[Dataset items]
## Begin

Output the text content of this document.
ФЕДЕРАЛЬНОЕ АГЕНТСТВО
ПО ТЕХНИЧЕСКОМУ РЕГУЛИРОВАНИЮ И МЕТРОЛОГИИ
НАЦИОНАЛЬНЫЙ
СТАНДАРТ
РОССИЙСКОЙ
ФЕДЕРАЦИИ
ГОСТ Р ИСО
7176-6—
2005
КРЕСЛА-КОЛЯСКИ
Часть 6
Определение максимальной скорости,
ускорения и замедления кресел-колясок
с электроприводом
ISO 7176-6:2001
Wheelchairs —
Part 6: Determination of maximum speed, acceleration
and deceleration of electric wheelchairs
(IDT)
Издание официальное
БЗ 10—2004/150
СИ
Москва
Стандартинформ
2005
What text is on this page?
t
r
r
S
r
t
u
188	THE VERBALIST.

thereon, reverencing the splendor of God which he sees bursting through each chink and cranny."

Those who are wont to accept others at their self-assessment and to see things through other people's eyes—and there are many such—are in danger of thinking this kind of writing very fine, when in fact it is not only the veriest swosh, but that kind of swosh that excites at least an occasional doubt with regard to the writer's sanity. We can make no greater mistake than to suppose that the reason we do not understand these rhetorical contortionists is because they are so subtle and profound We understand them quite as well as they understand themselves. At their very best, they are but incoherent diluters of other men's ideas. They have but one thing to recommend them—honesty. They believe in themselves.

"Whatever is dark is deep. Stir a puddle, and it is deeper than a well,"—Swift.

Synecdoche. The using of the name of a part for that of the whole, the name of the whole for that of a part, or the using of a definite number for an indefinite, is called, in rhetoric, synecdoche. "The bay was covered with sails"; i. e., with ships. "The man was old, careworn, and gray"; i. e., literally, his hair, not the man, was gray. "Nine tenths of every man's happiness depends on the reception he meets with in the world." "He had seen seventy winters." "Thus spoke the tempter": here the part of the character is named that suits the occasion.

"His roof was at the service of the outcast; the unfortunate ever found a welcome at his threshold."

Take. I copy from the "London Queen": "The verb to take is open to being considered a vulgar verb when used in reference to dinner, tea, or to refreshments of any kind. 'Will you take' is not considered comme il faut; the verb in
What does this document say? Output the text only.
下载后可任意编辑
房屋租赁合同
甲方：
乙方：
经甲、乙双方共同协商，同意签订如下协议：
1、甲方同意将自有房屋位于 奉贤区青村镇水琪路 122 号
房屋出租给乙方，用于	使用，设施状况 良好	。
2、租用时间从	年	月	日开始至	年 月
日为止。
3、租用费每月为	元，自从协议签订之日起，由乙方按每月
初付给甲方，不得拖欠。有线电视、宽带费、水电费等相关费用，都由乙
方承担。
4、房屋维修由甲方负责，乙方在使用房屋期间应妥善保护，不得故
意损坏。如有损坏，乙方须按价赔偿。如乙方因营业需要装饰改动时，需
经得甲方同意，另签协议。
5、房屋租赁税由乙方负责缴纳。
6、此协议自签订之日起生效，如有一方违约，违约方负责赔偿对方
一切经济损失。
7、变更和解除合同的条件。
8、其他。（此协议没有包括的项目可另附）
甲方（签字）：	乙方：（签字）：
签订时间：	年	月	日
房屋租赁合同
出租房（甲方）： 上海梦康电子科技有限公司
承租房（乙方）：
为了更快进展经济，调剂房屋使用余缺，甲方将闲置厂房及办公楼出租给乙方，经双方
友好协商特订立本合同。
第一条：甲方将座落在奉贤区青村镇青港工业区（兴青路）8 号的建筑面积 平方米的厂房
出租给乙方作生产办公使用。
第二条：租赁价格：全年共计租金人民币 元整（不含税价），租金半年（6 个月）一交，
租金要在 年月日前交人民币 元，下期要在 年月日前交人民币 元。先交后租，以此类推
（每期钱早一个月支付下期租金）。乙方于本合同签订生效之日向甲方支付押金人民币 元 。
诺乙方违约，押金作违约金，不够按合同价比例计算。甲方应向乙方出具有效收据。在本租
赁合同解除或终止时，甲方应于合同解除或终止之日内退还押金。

## End

# EXERCISE PROMPT
Extract the data in full. Keep it word for word.

# TASK RESULT
Output the text content of this document.
ФЕДЕРАЛЬНОЕ АГЕНТСТВО
ПО ТЕХНИЧЕСКОМУ РЕГУЛИРОВАНИЮ И МЕТРОЛОГИИ
НАЦИОНАЛЬНЫЙ
СТАНДАРТ
РОССИЙСКОЙ
ФЕДЕРАЦИИ
ГОСТ Р ИСО
7176-6—
2005
КРЕСЛА-КОЛЯСКИ
Часть 6
Определение максимальной скорости,
ускорения и замедления кресел-колясок
с электроприводом
ISO 7176-6:2001
Wheelchairs —
Part 6: Determination of maximum speed, acceleration
and deceleration of electric wheelchairs
(IDT)
Издание официальное
БЗ 10—2004/150
СИ
Москва
Стандартинформ
2005
What text is on this page?
t
r
r
S
r
t
u
188	THE VERBALIST.

thereon, reverencing the splendor of God which he sees bursting through each chink and cranny."

Those who are wont to accept others at their self-assessment and to see things through other people's eyes—and there are many such—are in danger of thinking this kind of writing very fine, when in fact it is not only the veriest swosh, but that kind of swosh that excites at least an occasional doubt with regard to the writer's sanity. We can make no greater mistake than to suppose that the reason we do not understand these rhetorical contortionists is because they are so subtle and profound We understand them quite as well as they understand themselves. At their very best, they are but incoherent diluters of other men's ideas. They have but one thing to recommend them—honesty. They believe in themselves.

"Whatever is dark is deep. Stir a puddle, and it is deeper than a well,"—Swift.

Synecdoche. The using of the name of a part for that of the whole, the name of the whole for that of a part, or the using of a definite number for an indefinite, is called, in rhetoric, synecdoche. "The bay was covered with sails"; i. e., with ships. "The man was old, careworn, and gray"; i. e., literally, his hair, not the man, was gray. "Nine tenths of every man's happiness depends on the reception he meets with in the world." "He had seen seventy winters." "Thus spoke the tempter": here the part of the character is named that suits the occasion.

"His roof was at the service of the outcast; the unfortunate ever found a welcome at his threshold."

Take. I copy from the "London Queen": "The verb to take is open to being considered a vulgar verb when used in reference to dinner, tea, or to refreshments of any kind. 'Will you take' is not considered comme il faut; the verb in
What does this document say? Output the text only.
下载后可任意编辑
房屋租赁合同
甲方：
乙方：
经甲、乙双方共同协商，同意签订如下协议：
1、甲方同意将自有房屋位于 奉贤区青村镇水琪路 122 号
房屋出租给乙方，用于	使用，设施状况 良好	。
2、租用时间从	年	月	日开始至	年 月
日为止。
3、租用费每月为	元，自从协议签订之日起，由乙方按每月
初付给甲方，不得拖欠。有线电视、宽带费、水电费等相关费用，都由乙
方承担。
4、房屋维修由甲方负责，乙方在使用房屋期间应妥善保护，不得故
意损坏。如有损坏，乙方须按价赔偿。如乙方因营业需要装饰改动时，需
经得甲方同意，另签协议。
5、房屋租赁税由乙方负责缴纳。
6、此协议自签订之日起生效，如有一方违约，违约方负责赔偿对方
一切经济损失。
7、变更和解除合同的条件。
8、其他。（此协议没有包括的项目可另附）
甲方（签字）：	乙方：（签字）：
签订时间：	年	月	日
房屋租赁合同
出租房（甲方）： 上海梦康电子科技有限公司
承租房（乙方）：
为了更快进展经济，调剂房屋使用余缺，甲方将闲置厂房及办公楼出租给乙方，经双方
友好协商特订立本合同。
第一条：甲方将座落在奉贤区青村镇青港工业区（兴青路）8 号的建筑面积 平方米的厂房
出租给乙方作生产办公使用。
第二条：租赁价格：全年共计租金人民币 元整（不含税价），租金半年（6 个月）一交，
租金要在 年月日前交人民币 元，下期要在 年月日前交人民币 元。先交后租，以此类推
（每期钱早一个月支付下期租金）。乙方于本合同签订生效之日向甲方支付押金人民币 元 。
诺乙方违约，押金作违约金，不够按合同价比例计算。甲方应向乙方出具有效收据。在本租
赁合同解除或终止时，甲方应于合同解除或终止之日内退还押金。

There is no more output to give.